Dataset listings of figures
-- -- --
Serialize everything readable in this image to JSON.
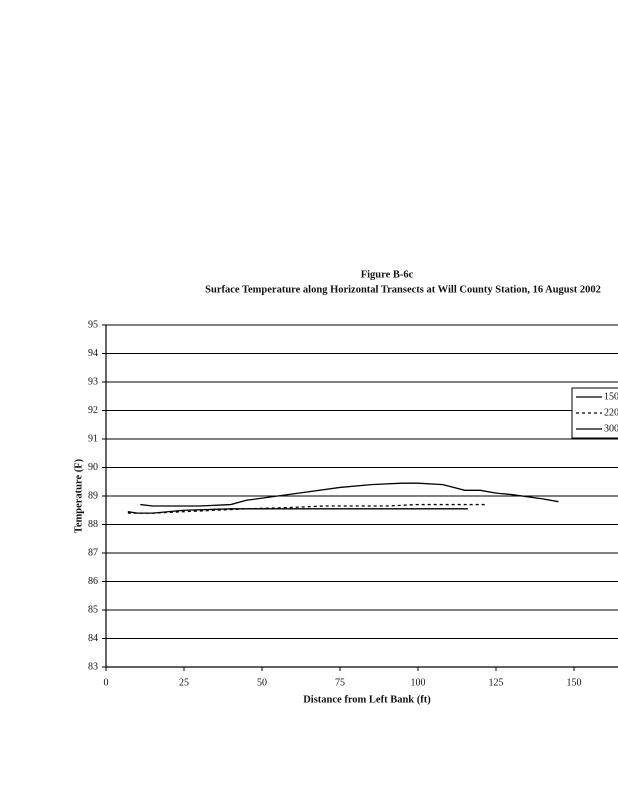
{
  "chart_data": {
    "type": "line",
    "title": "Figure B-6c",
    "subtitle": "Surface Temperature along Horizontal Transects at Will County Station, 16 August 2002",
    "x_label": "Distance from Left Bank (ft)",
    "y_label": "Temperature (F)",
    "xlim": [
      0,
      175
    ],
    "xticks": [
      0,
      25,
      50,
      75,
      100,
      125,
      150
    ],
    "ylim": [
      83,
      95
    ],
    "yticks": [
      83,
      84,
      85,
      86,
      87,
      88,
      89,
      90,
      91,
      92,
      93,
      94,
      95
    ],
    "grid": true,
    "legend": "right",
    "series": [
      {
        "name": "150",
        "color": "#000000",
        "line_style": "solid",
        "x": [
          11,
          15,
          20,
          30,
          40,
          45,
          55,
          65,
          75,
          85,
          95,
          100,
          108,
          115,
          120,
          125,
          130,
          140,
          145
        ],
        "values": [
          88.7,
          88.65,
          88.65,
          88.65,
          88.7,
          88.85,
          89.0,
          89.15,
          89.3,
          89.4,
          89.45,
          89.45,
          89.4,
          89.2,
          89.2,
          89.1,
          89.05,
          88.9,
          88.8
        ]
      },
      {
        "name": "220",
        "color": "#000000",
        "line_style": "dashed",
        "x": [
          7,
          15,
          25,
          35,
          45,
          60,
          70,
          80,
          90,
          100,
          110,
          122
        ],
        "values": [
          88.4,
          88.4,
          88.45,
          88.5,
          88.55,
          88.6,
          88.65,
          88.65,
          88.65,
          88.7,
          88.7,
          88.7
        ]
      },
      {
        "name": "300",
        "color": "#000000",
        "line_style": "solid",
        "x": [
          7,
          10,
          15,
          25,
          40,
          60,
          80,
          100,
          116
        ],
        "values": [
          88.45,
          88.4,
          88.4,
          88.5,
          88.55,
          88.55,
          88.55,
          88.55,
          88.55
        ]
      }
    ]
  }
}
-- -- --
→ WHAT TO PRODUCE: All of the material above should be reproduced exactly, except the pictures.

→ SOLUTION FOR THIS TASK:
Serialize everything readable in this image to JSON.
{
  "chart_data": {
    "type": "line",
    "title": "Figure B-6c",
    "subtitle": "Surface Temperature along Horizontal Transects at Will County Station, 16 August 2002",
    "x_label": "Distance from Left Bank (ft)",
    "y_label": "Temperature (F)",
    "xlim": [
      0,
      175
    ],
    "xticks": [
      0,
      25,
      50,
      75,
      100,
      125,
      150
    ],
    "ylim": [
      83,
      95
    ],
    "yticks": [
      83,
      84,
      85,
      86,
      87,
      88,
      89,
      90,
      91,
      92,
      93,
      94,
      95
    ],
    "grid": true,
    "legend": "right",
    "series": [
      {
        "name": "150",
        "color": "#000000",
        "line_style": "solid",
        "x": [
          11,
          15,
          20,
          30,
          40,
          45,
          55,
          65,
          75,
          85,
          95,
          100,
          108,
          115,
          120,
          125,
          130,
          140,
          145
        ],
        "values": [
          88.7,
          88.65,
          88.65,
          88.65,
          88.7,
          88.85,
          89.0,
          89.15,
          89.3,
          89.4,
          89.45,
          89.45,
          89.4,
          89.2,
          89.2,
          89.1,
          89.05,
          88.9,
          88.8
        ]
      },
      {
        "name": "220",
        "color": "#000000",
        "line_style": "dashed",
        "x": [
          7,
          15,
          25,
          35,
          45,
          60,
          70,
          80,
          90,
          100,
          110,
          122
        ],
        "values": [
          88.4,
          88.4,
          88.45,
          88.5,
          88.55,
          88.6,
          88.65,
          88.65,
          88.65,
          88.7,
          88.7,
          88.7
        ]
      },
      {
        "name": "300",
        "color": "#000000",
        "line_style": "solid",
        "x": [
          7,
          10,
          15,
          25,
          40,
          60,
          80,
          100,
          116
        ],
        "values": [
          88.45,
          88.4,
          88.4,
          88.5,
          88.55,
          88.55,
          88.55,
          88.55,
          88.55
        ]
      }
    ]
  }
}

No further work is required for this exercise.